---------- PROVIDED DATA ----------

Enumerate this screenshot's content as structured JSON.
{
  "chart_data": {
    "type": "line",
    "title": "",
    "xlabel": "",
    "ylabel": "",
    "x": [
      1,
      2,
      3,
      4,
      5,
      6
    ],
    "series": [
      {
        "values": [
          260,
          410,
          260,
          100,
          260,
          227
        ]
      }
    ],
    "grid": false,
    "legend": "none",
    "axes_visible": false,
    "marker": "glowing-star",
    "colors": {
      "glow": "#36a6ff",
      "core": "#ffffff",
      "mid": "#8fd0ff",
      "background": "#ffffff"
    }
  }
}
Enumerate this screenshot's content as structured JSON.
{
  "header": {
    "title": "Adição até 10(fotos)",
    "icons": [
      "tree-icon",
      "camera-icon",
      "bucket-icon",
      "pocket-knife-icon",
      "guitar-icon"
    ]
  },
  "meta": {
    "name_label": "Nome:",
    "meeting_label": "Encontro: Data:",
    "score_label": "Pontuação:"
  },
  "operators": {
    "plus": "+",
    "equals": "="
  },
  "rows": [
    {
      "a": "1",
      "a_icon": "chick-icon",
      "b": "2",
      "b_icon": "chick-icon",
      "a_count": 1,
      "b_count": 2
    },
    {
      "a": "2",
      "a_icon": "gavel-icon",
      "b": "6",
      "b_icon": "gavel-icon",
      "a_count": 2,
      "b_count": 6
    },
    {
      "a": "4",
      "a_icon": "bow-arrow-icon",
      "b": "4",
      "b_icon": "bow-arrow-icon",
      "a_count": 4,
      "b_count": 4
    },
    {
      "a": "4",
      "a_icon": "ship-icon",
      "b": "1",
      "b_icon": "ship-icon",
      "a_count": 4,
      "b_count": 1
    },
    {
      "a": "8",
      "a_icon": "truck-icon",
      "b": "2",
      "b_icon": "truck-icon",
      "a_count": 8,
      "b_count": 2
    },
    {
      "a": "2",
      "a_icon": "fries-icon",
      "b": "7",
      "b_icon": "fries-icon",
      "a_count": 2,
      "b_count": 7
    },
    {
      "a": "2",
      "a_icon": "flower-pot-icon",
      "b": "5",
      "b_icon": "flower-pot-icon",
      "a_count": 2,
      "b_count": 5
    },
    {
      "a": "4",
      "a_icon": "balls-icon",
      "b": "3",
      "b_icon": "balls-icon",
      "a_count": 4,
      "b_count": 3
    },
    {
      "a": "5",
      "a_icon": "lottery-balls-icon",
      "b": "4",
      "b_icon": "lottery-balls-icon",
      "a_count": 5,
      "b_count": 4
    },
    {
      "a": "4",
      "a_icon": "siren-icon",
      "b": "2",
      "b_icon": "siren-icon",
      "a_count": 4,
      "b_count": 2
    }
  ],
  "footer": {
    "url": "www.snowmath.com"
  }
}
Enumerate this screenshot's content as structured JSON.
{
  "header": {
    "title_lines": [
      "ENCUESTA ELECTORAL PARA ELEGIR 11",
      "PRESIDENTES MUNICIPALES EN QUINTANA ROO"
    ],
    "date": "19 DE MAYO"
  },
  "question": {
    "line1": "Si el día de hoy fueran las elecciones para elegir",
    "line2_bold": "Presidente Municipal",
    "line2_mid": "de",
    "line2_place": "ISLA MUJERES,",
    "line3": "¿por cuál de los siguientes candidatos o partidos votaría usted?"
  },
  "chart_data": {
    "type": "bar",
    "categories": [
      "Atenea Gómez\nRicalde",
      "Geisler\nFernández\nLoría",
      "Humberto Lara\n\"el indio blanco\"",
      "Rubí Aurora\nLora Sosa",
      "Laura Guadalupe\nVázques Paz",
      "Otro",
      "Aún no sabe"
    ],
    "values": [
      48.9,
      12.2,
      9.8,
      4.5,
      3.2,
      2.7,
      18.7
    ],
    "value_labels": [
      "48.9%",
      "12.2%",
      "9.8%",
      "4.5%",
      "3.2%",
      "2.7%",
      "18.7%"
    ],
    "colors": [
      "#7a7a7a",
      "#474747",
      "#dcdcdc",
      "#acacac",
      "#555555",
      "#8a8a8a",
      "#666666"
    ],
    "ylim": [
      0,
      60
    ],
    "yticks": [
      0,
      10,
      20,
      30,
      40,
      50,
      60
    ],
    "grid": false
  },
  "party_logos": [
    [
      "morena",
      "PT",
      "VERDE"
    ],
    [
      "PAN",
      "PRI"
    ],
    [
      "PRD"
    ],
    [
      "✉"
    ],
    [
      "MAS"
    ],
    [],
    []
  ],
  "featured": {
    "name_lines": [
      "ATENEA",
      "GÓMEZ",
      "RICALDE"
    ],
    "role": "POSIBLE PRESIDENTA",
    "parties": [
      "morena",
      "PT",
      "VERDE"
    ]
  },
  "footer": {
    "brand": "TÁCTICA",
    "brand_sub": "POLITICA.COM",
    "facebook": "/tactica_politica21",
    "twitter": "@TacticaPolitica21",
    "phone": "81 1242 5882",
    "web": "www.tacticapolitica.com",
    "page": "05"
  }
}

----------

- **EXERCISE**:
Copy out the whole listing, exactly as written.

- **TASK RESPONSE**:
Enumerate this screenshot's content as structured JSON.
{
  "chart_data": {
    "type": "line",
    "title": "",
    "xlabel": "",
    "ylabel": "",
    "x": [
      1,
      2,
      3,
      4,
      5,
      6
    ],
    "series": [
      {
        "values": [
          260,
          410,
          260,
          100,
          260,
          227
        ]
      }
    ],
    "grid": false,
    "legend": "none",
    "axes_visible": false,
    "marker": "glowing-star",
    "colors": {
      "glow": "#36a6ff",
      "core": "#ffffff",
      "mid": "#8fd0ff",
      "background": "#ffffff"
    }
  }
}
Enumerate this screenshot's content as structured JSON.
{
  "header": {
    "title": "Adição até 10(fotos)",
    "icons": [
      "tree-icon",
      "camera-icon",
      "bucket-icon",
      "pocket-knife-icon",
      "guitar-icon"
    ]
  },
  "meta": {
    "name_label": "Nome:",
    "meeting_label": "Encontro: Data:",
    "score_label": "Pontuação:"
  },
  "operators": {
    "plus": "+",
    "equals": "="
  },
  "rows": [
    {
      "a": "1",
      "a_icon": "chick-icon",
      "b": "2",
      "b_icon": "chick-icon",
      "a_count": 1,
      "b_count": 2
    },
    {
      "a": "2",
      "a_icon": "gavel-icon",
      "b": "6",
      "b_icon": "gavel-icon",
      "a_count": 2,
      "b_count": 6
    },
    {
      "a": "4",
      "a_icon": "bow-arrow-icon",
      "b": "4",
      "b_icon": "bow-arrow-icon",
      "a_count": 4,
      "b_count": 4
    },
    {
      "a": "4",
      "a_icon": "ship-icon",
      "b": "1",
      "b_icon": "ship-icon",
      "a_count": 4,
      "b_count": 1
    },
    {
      "a": "8",
      "a_icon": "truck-icon",
      "b": "2",
      "b_icon": "truck-icon",
      "a_count": 8,
      "b_count": 2
    },
    {
      "a": "2",
      "a_icon": "fries-icon",
      "b": "7",
      "b_icon": "fries-icon",
      "a_count": 2,
      "b_count": 7
    },
    {
      "a": "2",
      "a_icon": "flower-pot-icon",
      "b": "5",
      "b_icon": "flower-pot-icon",
      "a_count": 2,
      "b_count": 5
    },
    {
      "a": "4",
      "a_icon": "balls-icon",
      "b": "3",
      "b_icon": "balls-icon",
      "a_count": 4,
      "b_count": 3
    },
    {
      "a": "5",
      "a_icon": "lottery-balls-icon",
      "b": "4",
      "b_icon": "lottery-balls-icon",
      "a_count": 5,
      "b_count": 4
    },
    {
      "a": "4",
      "a_icon": "siren-icon",
      "b": "2",
      "b_icon": "siren-icon",
      "a_count": 4,
      "b_count": 2
    }
  ],
  "footer": {
    "url": "www.snowmath.com"
  }
}
Enumerate this screenshot's content as structured JSON.
{
  "header": {
    "title_lines": [
      "ENCUESTA ELECTORAL PARA ELEGIR 11",
      "PRESIDENTES MUNICIPALES EN QUINTANA ROO"
    ],
    "date": "19 DE MAYO"
  },
  "question": {
    "line1": "Si el día de hoy fueran las elecciones para elegir",
    "line2_bold": "Presidente Municipal",
    "line2_mid": "de",
    "line2_place": "ISLA MUJERES,",
    "line3": "¿por cuál de los siguientes candidatos o partidos votaría usted?"
  },
  "chart_data": {
    "type": "bar",
    "categories": [
      "Atenea Gómez\nRicalde",
      "Geisler\nFernández\nLoría",
      "Humberto Lara\n\"el indio blanco\"",
      "Rubí Aurora\nLora Sosa",
      "Laura Guadalupe\nVázques Paz",
      "Otro",
      "Aún no sabe"
    ],
    "values": [
      48.9,
      12.2,
      9.8,
      4.5,
      3.2,
      2.7,
      18.7
    ],
    "value_labels": [
      "48.9%",
      "12.2%",
      "9.8%",
      "4.5%",
      "3.2%",
      "2.7%",
      "18.7%"
    ],
    "colors": [
      "#7a7a7a",
      "#474747",
      "#dcdcdc",
      "#acacac",
      "#555555",
      "#8a8a8a",
      "#666666"
    ],
    "ylim": [
      0,
      60
    ],
    "yticks": [
      0,
      10,
      20,
      30,
      40,
      50,
      60
    ],
    "grid": false
  },
  "party_logos": [
    [
      "morena",
      "PT",
      "VERDE"
    ],
    [
      "PAN",
      "PRI"
    ],
    [
      "PRD"
    ],
    [
      "✉"
    ],
    [
      "MAS"
    ],
    [],
    []
  ],
  "featured": {
    "name_lines": [
      "ATENEA",
      "GÓMEZ",
      "RICALDE"
    ],
    "role": "POSIBLE PRESIDENTA",
    "parties": [
      "morena",
      "PT",
      "VERDE"
    ]
  },
  "footer": {
    "brand": "TÁCTICA",
    "brand_sub": "POLITICA.COM",
    "facebook": "/tactica_politica21",
    "twitter": "@TacticaPolitica21",
    "phone": "81 1242 5882",
    "web": "www.tacticapolitica.com",
    "page": "05"
  }
}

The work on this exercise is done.